** Required work **
All entries, exactly as written, should be output again.
Start of Records for the exercise
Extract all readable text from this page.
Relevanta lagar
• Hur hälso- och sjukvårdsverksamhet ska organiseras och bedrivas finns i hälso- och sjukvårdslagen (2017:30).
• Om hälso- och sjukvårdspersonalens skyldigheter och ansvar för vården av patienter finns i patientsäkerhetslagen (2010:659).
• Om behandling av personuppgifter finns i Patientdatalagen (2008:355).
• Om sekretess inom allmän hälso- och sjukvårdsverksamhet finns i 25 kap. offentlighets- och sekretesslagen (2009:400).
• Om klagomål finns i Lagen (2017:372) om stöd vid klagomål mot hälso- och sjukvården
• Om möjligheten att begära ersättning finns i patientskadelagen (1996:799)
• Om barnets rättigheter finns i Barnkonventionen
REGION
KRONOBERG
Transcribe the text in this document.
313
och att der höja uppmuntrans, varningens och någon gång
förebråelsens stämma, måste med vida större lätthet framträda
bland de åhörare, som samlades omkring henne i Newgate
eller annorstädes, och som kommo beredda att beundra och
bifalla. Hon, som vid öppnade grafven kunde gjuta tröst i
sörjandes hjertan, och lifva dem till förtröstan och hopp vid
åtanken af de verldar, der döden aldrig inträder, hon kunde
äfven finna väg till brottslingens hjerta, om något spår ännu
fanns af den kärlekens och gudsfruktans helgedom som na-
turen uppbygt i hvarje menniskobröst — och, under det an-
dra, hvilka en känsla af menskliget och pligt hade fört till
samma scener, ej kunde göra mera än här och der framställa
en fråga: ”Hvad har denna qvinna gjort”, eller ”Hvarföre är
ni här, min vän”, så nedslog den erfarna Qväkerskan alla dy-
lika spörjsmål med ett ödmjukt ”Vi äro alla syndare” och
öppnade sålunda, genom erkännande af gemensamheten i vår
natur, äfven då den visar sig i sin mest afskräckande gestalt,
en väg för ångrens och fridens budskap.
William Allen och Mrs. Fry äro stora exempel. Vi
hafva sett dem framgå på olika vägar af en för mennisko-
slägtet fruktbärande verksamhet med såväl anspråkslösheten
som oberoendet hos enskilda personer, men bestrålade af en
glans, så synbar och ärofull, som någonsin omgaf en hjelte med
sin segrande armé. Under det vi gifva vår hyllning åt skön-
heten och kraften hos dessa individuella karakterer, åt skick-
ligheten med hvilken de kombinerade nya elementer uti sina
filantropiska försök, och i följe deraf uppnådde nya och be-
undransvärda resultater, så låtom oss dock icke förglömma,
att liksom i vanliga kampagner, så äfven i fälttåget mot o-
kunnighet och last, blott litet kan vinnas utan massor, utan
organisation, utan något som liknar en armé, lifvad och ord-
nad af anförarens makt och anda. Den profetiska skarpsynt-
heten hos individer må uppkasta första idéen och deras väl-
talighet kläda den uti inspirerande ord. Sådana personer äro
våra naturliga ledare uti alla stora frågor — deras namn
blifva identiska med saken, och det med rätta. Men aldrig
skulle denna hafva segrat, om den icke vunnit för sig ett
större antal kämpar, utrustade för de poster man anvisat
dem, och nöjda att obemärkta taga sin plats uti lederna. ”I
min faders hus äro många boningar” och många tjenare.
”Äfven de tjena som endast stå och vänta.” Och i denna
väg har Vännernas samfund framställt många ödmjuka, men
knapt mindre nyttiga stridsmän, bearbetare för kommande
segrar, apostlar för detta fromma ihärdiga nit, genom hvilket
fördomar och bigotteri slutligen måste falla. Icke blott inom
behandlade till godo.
End of Records for the exercise
** Answer for the task **
Extract all readable text from this page.
Relevanta lagar
• Hur hälso- och sjukvårdsverksamhet ska organiseras och bedrivas finns i hälso- och sjukvårdslagen (2017:30).
• Om hälso- och sjukvårdspersonalens skyldigheter och ansvar för vården av patienter finns i patientsäkerhetslagen (2010:659).
• Om behandling av personuppgifter finns i Patientdatalagen (2008:355).
• Om sekretess inom allmän hälso- och sjukvårdsverksamhet finns i 25 kap. offentlighets- och sekretesslagen (2009:400).
• Om klagomål finns i Lagen (2017:372) om stöd vid klagomål mot hälso- och sjukvården
• Om möjligheten att begära ersättning finns i patientskadelagen (1996:799)
• Om barnets rättigheter finns i Barnkonventionen
REGION
KRONOBERG
Transcribe the text in this document.
313
och att der höja uppmuntrans, varningens och någon gång
förebråelsens stämma, måste med vida större lätthet framträda
bland de åhörare, som samlades omkring henne i Newgate
eller annorstädes, och som kommo beredda att beundra och
bifalla. Hon, som vid öppnade grafven kunde gjuta tröst i
sörjandes hjertan, och lifva dem till förtröstan och hopp vid
åtanken af de verldar, der döden aldrig inträder, hon kunde
äfven finna väg till brottslingens hjerta, om något spår ännu
fanns af den kärlekens och gudsfruktans helgedom som na-
turen uppbygt i hvarje menniskobröst — och, under det an-
dra, hvilka en känsla af menskliget och pligt hade fört till
samma scener, ej kunde göra mera än här och der framställa
en fråga: ”Hvad har denna qvinna gjort”, eller ”Hvarföre är
ni här, min vän”, så nedslog den erfarna Qväkerskan alla dy-
lika spörjsmål med ett ödmjukt ”Vi äro alla syndare” och
öppnade sålunda, genom erkännande af gemensamheten i vår
natur, äfven då den visar sig i sin mest afskräckande gestalt,
en väg för ångrens och fridens budskap.
William Allen och Mrs. Fry äro stora exempel. Vi
hafva sett dem framgå på olika vägar af en för mennisko-
slägtet fruktbärande verksamhet med såväl anspråkslösheten
som oberoendet hos enskilda personer, men bestrålade af en
glans, så synbar och ärofull, som någonsin omgaf en hjelte med
sin segrande armé. Under det vi gifva vår hyllning åt skön-
heten och kraften hos dessa individuella karakterer, åt skick-
ligheten med hvilken de kombinerade nya elementer uti sina
filantropiska försök, och i följe deraf uppnådde nya och be-
undransvärda resultater, så låtom oss dock icke förglömma,
att liksom i vanliga kampagner, så äfven i fälttåget mot o-
kunnighet och last, blott litet kan vinnas utan massor, utan
organisation, utan något som liknar en armé, lifvad och ord-
nad af anförarens makt och anda. Den profetiska skarpsynt-
heten hos individer må uppkasta första idéen och deras väl-
talighet kläda den uti inspirerande ord. Sådana personer äro
våra naturliga ledare uti alla stora frågor — deras namn
blifva identiska med saken, och det med rätta. Men aldrig
skulle denna hafva segrat, om den icke vunnit för sig ett
större antal kämpar, utrustade för de poster man anvisat
dem, och nöjda att obemärkta taga sin plats uti lederna. ”I
min faders hus äro många boningar” och många tjenare.
”Äfven de tjena som endast stå och vänta.” Och i denna
väg har Vännernas samfund framställt många ödmjuka, men
knapt mindre nyttiga stridsmän, bearbetare för kommande
segrar, apostlar för detta fromma ihärdiga nit, genom hvilket
fördomar och bigotteri slutligen måste falla. Icke blott inom
behandlade till godo.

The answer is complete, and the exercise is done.